Saved data entries:
::::
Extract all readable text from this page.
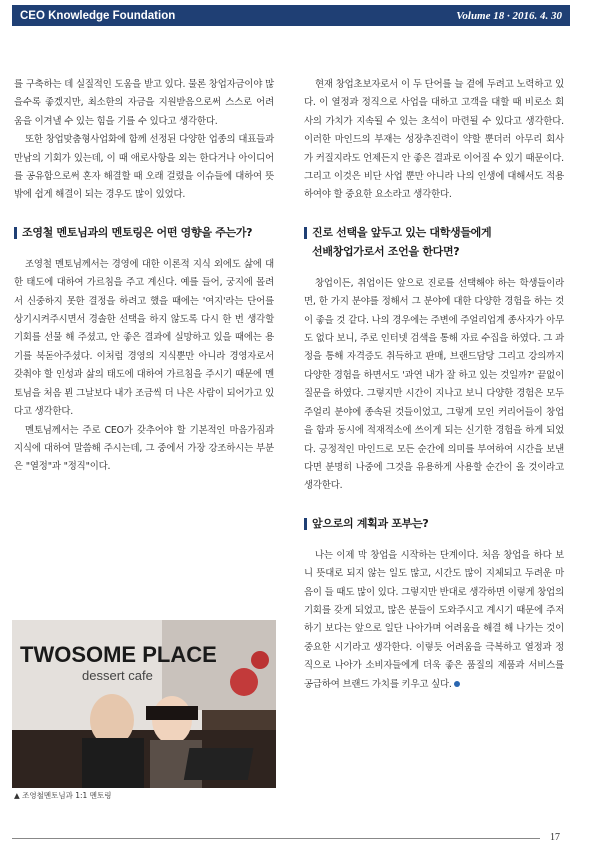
CEO Knowledge Foundation	Volume 18 · 2016. 4. 30

를 구축하는 데 실질적인 도움을 받고 있다. 물론 창업자금이야 많을수록 좋겠지만, 최소한의 자금을 지원받음으로써 스스로 어려움을 이겨낼 수 있는 힘을 기를 수 있다고 생각한다.

또한 창업맞춤형사업화에 함께 선정된 다양한 업종의 대표들과 만남의 기회가 있는데, 이 때 애로사항을 외는 한다거나 아이디어를 공유함으로써 혼자 해결할 때 오래 걸렸을 이슈들에 대하여 뜻밖에 쉽게 해결이 되는 경우도 많이 있었다.

조영철 멘토님과의 멘토링은 어떤 영향을 주는가?

조영철 멘토님께서는 경영에 대한 이론적 지식 외에도 삶에 대한 태도에 대하여 가르침을 주고 계신다. 예를 들어, 궁지에 몰려서 신중하지 못한 결정을 하려고 했을 때에는 '여지'라는 단어를 상기시켜주시면서 경솔한 선택을 하지 않도록 다시 한 번 생각할 기회를 선물 해 주셨고, 안 좋은 결과에 실망하고 있을 때에는 용기를 북돋아주셨다. 이처럼 경영의 지식뿐만 아니라 경영자로서 갖춰야 할 인성과 삶의 태도에 대하여 가르침을 주시기 때문에 멘토님을 처음 뵌 그날보다 내가 조금씩 더 나은 사람이 되어가고 있다고 생각한다.

멘토님께서는 주로 CEO가 갖추어야 할 기본적인 마음가짐과 지식에 대하여 말씀해 주시는데, 그 중에서 가장 강조하시는 부분은 "열정"과 "정직"이다.

TWOSOME PLACE
dessert cafe
▲ 조영철멘토님과 1:1 멘토링

현재 창업초보자로서 이 두 단어를 늘 곁에 두려고 노력하고 있다. 이 열정과 정직으로 사업을 대하고 고객을 대할 때 비로소 회사의 가치가 지속될 수 있는 초석이 마련될 수 있다고 생각한다. 이러한 마인드의 부재는 성장추진력이 약할 뿐더러 아무리 회사가 커질지라도 언제든지 안 좋은 결과로 이어질 수 있기 때문이다. 그리고 이것은 비단 사업 뿐만 아니라 나의 인생에 대해서도 적용하여야 할 중요한 요소라고 생각한다.

진로 선택을 앞두고 있는 대학생들에게
선배창업가로서 조언을 한다면?

창업이든, 취업이든 앞으로 진로를 선택해야 하는 학생들이라면, 한 가지 분야를 정해서 그 분야에 대한 다양한 경험을 하는 것이 좋을 것 같다. 나의 경우에는 주변에 주얼리업계 종사자가 아무도 없다 보니, 주로 인터넷 검색을 통해 자료 수집을 하였다. 그 과정을 통해 자격증도 취득하고 판매, 브랜드담당 그리고 강의까지 다양한 경험을 하면서도 '과연 내가 잘 하고 있는 것일까?' 끝없이 질문을 하였다. 그렇지만 시간이 지나고 보니 다양한 경험은 모두 주얼리 분야에 종속된 것들이었고, 그렇게 모인 커리어들이 창업을 함과 동시에 적재적소에 쓰이게 되는 신기한 경험을 하게 되었다. 긍정적인 마인드로 모든 순간에 의미를 부여하여 시간을 보낸다면 분명히 나중에 그것을 유용하게 사용할 순간이 올 것이라고 생각한다.

앞으로의 계획과 포부는?

나는 이제 막 창업을 시작하는 단계이다. 처음 창업을 하다 보니 뜻대로 되지 않는 일도 많고, 시간도 많이 지체되고 두려운 마음이 들 때도 많이 있다. 그렇지만 반대로 생각하면 이렇게 창업의 기회를 갖게 되었고, 많은 분들이 도와주시고 계시기 때문에 주저하기 보다는 앞으로 일단 나아가며 어려움을 해결 해 나가는 것이 중요한 시기라고 생각한다. 이렇듯 어려움을 극복하고 열정과 정직으로 나아가 소비자들에게 더욱 좋은 품질의 제품과 서비스를 공급하여 브랜드 가치를 키우고 싶다.

17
::::
Exercise brief: Reproduce each entry precisely, dropping only the pictures.

Reply to the exercise:
Extract all readable text from this page.
CEO Knowledge Foundation	Volume 18 · 2016. 4. 30

를 구축하는 데 실질적인 도움을 받고 있다. 물론 창업자금이야 많을수록 좋겠지만, 최소한의 자금을 지원받음으로써 스스로 어려움을 이겨낼 수 있는 힘을 기를 수 있다고 생각한다.

또한 창업맞춤형사업화에 함께 선정된 다양한 업종의 대표들과 만남의 기회가 있는데, 이 때 애로사항을 외는 한다거나 아이디어를 공유함으로써 혼자 해결할 때 오래 걸렸을 이슈들에 대하여 뜻밖에 쉽게 해결이 되는 경우도 많이 있었다.

조영철 멘토님과의 멘토링은 어떤 영향을 주는가?

조영철 멘토님께서는 경영에 대한 이론적 지식 외에도 삶에 대한 태도에 대하여 가르침을 주고 계신다. 예를 들어, 궁지에 몰려서 신중하지 못한 결정을 하려고 했을 때에는 '여지'라는 단어를 상기시켜주시면서 경솔한 선택을 하지 않도록 다시 한 번 생각할 기회를 선물 해 주셨고, 안 좋은 결과에 실망하고 있을 때에는 용기를 북돋아주셨다. 이처럼 경영의 지식뿐만 아니라 경영자로서 갖춰야 할 인성과 삶의 태도에 대하여 가르침을 주시기 때문에 멘토님을 처음 뵌 그날보다 내가 조금씩 더 나은 사람이 되어가고 있다고 생각한다.

멘토님께서는 주로 CEO가 갖추어야 할 기본적인 마음가짐과 지식에 대하여 말씀해 주시는데, 그 중에서 가장 강조하시는 부분은 "열정"과 "정직"이다.

TWOSOME PLACE
dessert cafe
▲ 조영철멘토님과 1:1 멘토링

현재 창업초보자로서 이 두 단어를 늘 곁에 두려고 노력하고 있다. 이 열정과 정직으로 사업을 대하고 고객을 대할 때 비로소 회사의 가치가 지속될 수 있는 초석이 마련될 수 있다고 생각한다. 이러한 마인드의 부재는 성장추진력이 약할 뿐더러 아무리 회사가 커질지라도 언제든지 안 좋은 결과로 이어질 수 있기 때문이다. 그리고 이것은 비단 사업 뿐만 아니라 나의 인생에 대해서도 적용하여야 할 중요한 요소라고 생각한다.

진로 선택을 앞두고 있는 대학생들에게
선배창업가로서 조언을 한다면?

창업이든, 취업이든 앞으로 진로를 선택해야 하는 학생들이라면, 한 가지 분야를 정해서 그 분야에 대한 다양한 경험을 하는 것이 좋을 것 같다. 나의 경우에는 주변에 주얼리업계 종사자가 아무도 없다 보니, 주로 인터넷 검색을 통해 자료 수집을 하였다. 그 과정을 통해 자격증도 취득하고 판매, 브랜드담당 그리고 강의까지 다양한 경험을 하면서도 '과연 내가 잘 하고 있는 것일까?' 끝없이 질문을 하였다. 그렇지만 시간이 지나고 보니 다양한 경험은 모두 주얼리 분야에 종속된 것들이었고, 그렇게 모인 커리어들이 창업을 함과 동시에 적재적소에 쓰이게 되는 신기한 경험을 하게 되었다. 긍정적인 마인드로 모든 순간에 의미를 부여하여 시간을 보낸다면 분명히 나중에 그것을 유용하게 사용할 순간이 올 것이라고 생각한다.

앞으로의 계획과 포부는?

나는 이제 막 창업을 시작하는 단계이다. 처음 창업을 하다 보니 뜻대로 되지 않는 일도 많고, 시간도 많이 지체되고 두려운 마음이 들 때도 많이 있다. 그렇지만 반대로 생각하면 이렇게 창업의 기회를 갖게 되었고, 많은 분들이 도와주시고 계시기 때문에 주저하기 보다는 앞으로 일단 나아가며 어려움을 해결 해 나가는 것이 중요한 시기라고 생각한다. 이렇듯 어려움을 극복하고 열정과 정직으로 나아가 소비자들에게 더욱 좋은 품질의 제품과 서비스를 공급하여 브랜드 가치를 키우고 싶다.

17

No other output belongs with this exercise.